======== INPUT ROWS ========

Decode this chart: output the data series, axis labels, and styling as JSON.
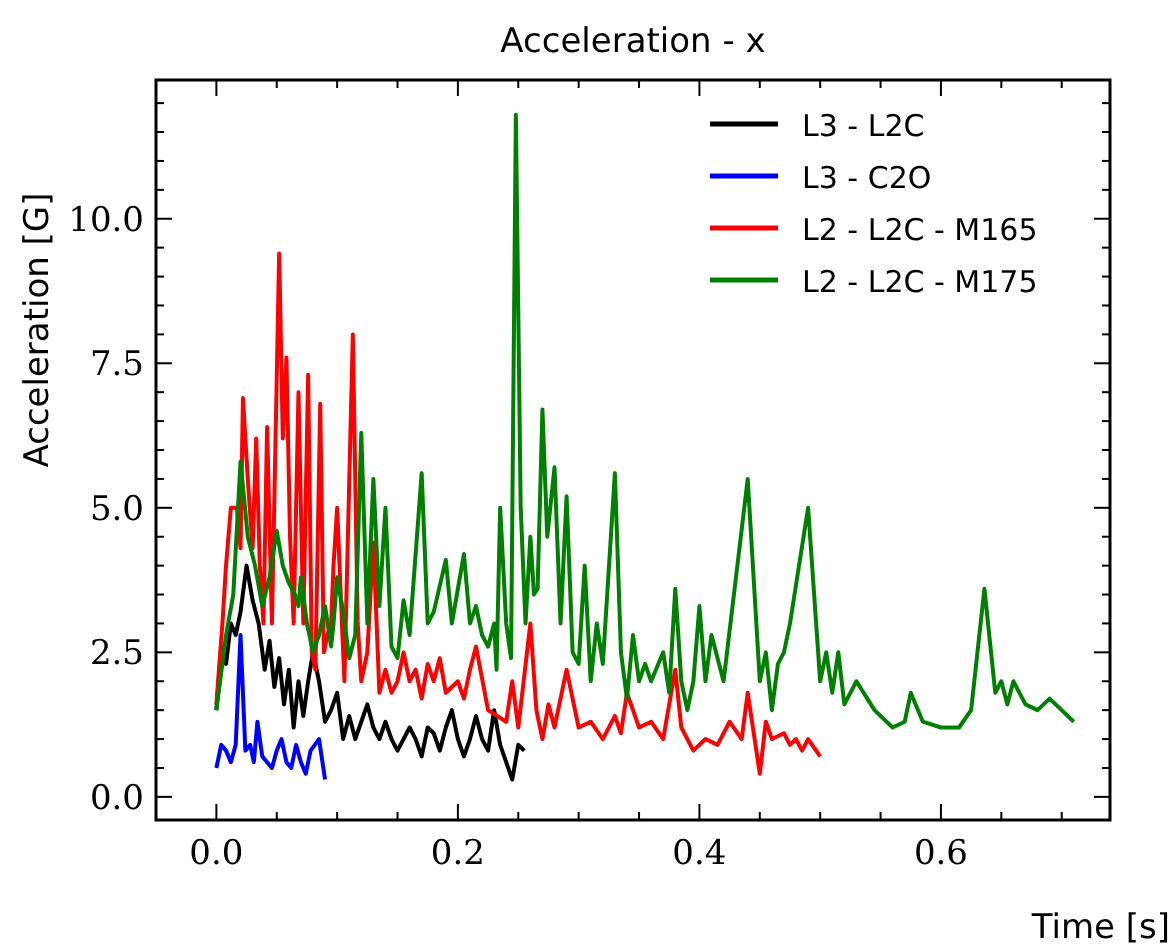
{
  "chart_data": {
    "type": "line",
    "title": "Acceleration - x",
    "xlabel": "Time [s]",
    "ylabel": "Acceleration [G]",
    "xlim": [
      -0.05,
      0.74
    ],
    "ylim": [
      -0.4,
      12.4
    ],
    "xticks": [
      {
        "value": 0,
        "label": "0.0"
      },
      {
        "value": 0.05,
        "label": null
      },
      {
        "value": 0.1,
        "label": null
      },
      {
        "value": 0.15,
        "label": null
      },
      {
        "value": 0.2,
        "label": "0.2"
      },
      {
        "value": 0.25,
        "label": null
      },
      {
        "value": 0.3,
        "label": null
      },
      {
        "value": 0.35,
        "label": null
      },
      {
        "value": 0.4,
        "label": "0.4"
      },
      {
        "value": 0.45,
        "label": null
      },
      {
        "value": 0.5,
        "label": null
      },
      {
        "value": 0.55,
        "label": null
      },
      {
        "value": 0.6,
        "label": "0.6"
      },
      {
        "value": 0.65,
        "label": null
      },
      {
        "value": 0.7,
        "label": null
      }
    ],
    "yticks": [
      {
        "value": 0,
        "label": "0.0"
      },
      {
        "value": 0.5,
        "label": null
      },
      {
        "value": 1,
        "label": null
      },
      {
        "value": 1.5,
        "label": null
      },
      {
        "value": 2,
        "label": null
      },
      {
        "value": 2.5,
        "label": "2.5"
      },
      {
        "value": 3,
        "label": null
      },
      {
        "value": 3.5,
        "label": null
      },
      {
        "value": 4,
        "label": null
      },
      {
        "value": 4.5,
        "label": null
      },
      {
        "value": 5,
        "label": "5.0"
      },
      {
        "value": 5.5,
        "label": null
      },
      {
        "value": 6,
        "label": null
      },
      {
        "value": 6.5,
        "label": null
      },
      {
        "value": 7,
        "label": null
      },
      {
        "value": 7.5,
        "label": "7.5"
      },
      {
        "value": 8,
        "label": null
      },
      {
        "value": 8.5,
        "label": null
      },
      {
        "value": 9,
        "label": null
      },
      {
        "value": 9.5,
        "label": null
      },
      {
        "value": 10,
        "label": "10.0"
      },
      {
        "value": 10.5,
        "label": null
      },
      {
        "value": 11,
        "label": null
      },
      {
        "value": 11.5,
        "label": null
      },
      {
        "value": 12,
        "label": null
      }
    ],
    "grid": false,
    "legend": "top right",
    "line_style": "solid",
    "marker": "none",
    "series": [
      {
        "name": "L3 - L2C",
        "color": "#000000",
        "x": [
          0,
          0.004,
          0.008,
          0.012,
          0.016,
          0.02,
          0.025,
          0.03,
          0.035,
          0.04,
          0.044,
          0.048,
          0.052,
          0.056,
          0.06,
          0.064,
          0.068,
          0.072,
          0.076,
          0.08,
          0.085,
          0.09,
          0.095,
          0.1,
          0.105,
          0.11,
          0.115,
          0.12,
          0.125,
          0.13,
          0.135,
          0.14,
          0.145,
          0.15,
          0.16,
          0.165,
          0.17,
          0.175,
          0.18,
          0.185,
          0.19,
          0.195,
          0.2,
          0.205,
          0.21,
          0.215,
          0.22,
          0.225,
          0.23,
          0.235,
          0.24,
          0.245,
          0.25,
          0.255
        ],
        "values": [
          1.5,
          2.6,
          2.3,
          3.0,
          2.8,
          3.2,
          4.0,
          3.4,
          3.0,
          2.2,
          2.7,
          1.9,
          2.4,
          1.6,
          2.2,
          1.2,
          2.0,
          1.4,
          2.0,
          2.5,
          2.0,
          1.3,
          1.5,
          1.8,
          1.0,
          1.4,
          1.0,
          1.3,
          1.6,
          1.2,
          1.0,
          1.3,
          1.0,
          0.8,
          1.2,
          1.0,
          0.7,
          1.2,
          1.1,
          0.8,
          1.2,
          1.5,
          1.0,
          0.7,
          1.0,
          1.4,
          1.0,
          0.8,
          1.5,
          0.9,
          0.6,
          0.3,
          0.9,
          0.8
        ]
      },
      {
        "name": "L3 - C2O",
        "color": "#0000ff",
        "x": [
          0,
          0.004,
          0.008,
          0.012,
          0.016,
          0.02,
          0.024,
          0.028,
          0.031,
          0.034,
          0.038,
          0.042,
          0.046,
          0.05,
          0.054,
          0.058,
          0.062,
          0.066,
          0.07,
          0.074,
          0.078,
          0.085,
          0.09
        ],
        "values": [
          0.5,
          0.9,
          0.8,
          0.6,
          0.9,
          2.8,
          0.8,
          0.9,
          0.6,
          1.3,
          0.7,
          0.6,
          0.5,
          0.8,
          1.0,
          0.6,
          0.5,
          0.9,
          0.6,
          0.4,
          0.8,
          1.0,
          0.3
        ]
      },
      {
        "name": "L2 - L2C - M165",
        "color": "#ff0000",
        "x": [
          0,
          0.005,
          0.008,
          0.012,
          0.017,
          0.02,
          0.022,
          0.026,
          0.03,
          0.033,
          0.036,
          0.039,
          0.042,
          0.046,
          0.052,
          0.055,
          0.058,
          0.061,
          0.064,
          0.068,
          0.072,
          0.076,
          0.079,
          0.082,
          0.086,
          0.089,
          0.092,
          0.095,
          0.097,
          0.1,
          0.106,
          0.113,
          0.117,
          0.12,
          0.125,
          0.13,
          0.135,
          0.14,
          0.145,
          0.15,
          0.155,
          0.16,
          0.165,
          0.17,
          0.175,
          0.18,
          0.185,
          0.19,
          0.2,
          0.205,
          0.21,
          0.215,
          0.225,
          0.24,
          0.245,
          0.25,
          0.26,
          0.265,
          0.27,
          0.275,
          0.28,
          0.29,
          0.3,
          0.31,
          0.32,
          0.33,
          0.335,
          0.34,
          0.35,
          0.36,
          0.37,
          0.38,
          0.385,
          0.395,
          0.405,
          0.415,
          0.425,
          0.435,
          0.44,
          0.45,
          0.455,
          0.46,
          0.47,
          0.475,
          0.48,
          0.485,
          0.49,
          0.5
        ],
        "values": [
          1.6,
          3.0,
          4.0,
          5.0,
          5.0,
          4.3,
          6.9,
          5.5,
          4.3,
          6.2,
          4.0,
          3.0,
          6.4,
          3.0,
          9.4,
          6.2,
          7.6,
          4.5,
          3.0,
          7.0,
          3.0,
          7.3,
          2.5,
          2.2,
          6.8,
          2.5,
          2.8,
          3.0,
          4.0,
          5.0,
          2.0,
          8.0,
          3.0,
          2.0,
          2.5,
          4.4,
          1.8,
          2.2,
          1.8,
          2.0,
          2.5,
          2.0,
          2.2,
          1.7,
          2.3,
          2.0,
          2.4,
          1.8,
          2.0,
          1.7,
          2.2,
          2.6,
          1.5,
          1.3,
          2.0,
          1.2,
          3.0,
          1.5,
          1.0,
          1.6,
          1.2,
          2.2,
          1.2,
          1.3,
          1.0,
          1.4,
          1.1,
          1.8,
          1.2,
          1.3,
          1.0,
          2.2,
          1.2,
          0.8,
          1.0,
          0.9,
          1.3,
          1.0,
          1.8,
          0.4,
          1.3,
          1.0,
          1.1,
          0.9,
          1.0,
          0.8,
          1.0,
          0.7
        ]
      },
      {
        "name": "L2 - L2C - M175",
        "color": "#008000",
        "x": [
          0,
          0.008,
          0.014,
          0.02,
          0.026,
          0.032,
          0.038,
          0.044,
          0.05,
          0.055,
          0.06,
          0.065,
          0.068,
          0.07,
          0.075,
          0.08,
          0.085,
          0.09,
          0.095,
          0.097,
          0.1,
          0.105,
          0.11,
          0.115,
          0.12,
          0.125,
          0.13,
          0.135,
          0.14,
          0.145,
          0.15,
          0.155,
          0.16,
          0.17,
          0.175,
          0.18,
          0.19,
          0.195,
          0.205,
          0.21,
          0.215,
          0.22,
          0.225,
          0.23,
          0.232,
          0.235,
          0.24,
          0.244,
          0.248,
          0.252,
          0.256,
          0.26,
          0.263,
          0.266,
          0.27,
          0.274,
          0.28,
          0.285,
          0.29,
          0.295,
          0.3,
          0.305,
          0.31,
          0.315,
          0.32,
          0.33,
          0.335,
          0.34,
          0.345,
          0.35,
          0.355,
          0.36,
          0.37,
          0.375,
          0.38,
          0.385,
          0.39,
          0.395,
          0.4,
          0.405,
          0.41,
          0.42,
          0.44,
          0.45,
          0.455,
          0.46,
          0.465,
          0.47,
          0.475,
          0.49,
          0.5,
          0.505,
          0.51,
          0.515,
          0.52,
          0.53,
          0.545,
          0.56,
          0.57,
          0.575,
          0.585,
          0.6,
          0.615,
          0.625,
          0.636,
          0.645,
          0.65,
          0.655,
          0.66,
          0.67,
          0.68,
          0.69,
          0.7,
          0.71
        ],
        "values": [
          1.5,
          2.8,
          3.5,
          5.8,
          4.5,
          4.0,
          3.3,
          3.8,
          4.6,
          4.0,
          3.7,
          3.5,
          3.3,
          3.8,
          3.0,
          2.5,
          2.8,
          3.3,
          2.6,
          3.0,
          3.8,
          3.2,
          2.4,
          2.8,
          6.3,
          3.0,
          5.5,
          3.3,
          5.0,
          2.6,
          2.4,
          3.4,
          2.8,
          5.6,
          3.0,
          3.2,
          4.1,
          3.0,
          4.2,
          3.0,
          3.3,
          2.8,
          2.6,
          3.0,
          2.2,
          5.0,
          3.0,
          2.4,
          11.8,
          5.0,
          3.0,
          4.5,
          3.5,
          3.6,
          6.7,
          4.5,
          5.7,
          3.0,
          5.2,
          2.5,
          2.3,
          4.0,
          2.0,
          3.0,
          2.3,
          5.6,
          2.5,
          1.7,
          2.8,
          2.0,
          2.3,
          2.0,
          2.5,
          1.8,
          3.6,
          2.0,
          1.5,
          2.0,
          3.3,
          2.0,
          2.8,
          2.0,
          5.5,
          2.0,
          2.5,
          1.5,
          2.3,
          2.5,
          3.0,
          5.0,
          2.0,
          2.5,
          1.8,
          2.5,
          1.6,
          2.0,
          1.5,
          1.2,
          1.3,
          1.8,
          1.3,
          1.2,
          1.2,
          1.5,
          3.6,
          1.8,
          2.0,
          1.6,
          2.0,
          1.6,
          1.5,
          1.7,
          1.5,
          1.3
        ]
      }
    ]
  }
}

========
======== INPUT ROWS ========

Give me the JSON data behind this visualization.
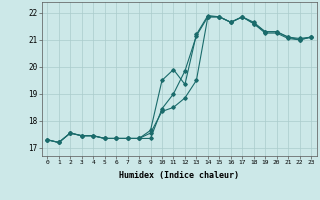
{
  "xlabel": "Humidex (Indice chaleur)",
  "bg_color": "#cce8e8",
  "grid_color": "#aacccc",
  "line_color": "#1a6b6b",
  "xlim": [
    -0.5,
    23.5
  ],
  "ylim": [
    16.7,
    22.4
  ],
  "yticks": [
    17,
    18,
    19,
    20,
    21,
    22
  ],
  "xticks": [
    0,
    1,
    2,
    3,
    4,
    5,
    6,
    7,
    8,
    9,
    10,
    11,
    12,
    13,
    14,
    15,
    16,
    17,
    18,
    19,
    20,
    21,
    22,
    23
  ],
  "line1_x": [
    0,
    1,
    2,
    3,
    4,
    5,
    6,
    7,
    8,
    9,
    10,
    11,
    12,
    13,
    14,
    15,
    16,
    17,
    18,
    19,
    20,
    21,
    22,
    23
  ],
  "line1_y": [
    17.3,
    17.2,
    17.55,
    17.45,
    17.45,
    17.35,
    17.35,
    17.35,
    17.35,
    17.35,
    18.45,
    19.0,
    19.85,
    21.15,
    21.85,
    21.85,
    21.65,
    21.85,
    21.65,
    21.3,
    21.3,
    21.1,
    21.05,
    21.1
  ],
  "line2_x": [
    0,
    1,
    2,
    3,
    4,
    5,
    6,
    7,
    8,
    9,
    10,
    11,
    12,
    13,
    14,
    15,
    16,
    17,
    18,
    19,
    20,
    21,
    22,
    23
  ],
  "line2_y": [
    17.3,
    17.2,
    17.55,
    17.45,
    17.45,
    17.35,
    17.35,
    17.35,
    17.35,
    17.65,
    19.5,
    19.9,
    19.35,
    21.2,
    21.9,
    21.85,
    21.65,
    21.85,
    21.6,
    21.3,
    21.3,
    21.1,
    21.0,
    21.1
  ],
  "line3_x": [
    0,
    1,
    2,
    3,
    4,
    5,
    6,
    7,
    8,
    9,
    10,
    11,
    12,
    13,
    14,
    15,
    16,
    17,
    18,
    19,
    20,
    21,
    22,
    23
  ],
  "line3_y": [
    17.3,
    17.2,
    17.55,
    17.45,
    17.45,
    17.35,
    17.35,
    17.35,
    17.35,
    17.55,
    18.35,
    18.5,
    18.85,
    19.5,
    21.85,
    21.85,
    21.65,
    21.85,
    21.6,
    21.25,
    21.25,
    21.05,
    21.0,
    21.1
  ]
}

========

GOAL OF THE EXERCISE — Of all the lines in the listing above, how many contain the word "xlabel"? Answer with the number alone.

SOLUTION FOR THIS PROBLEM — 2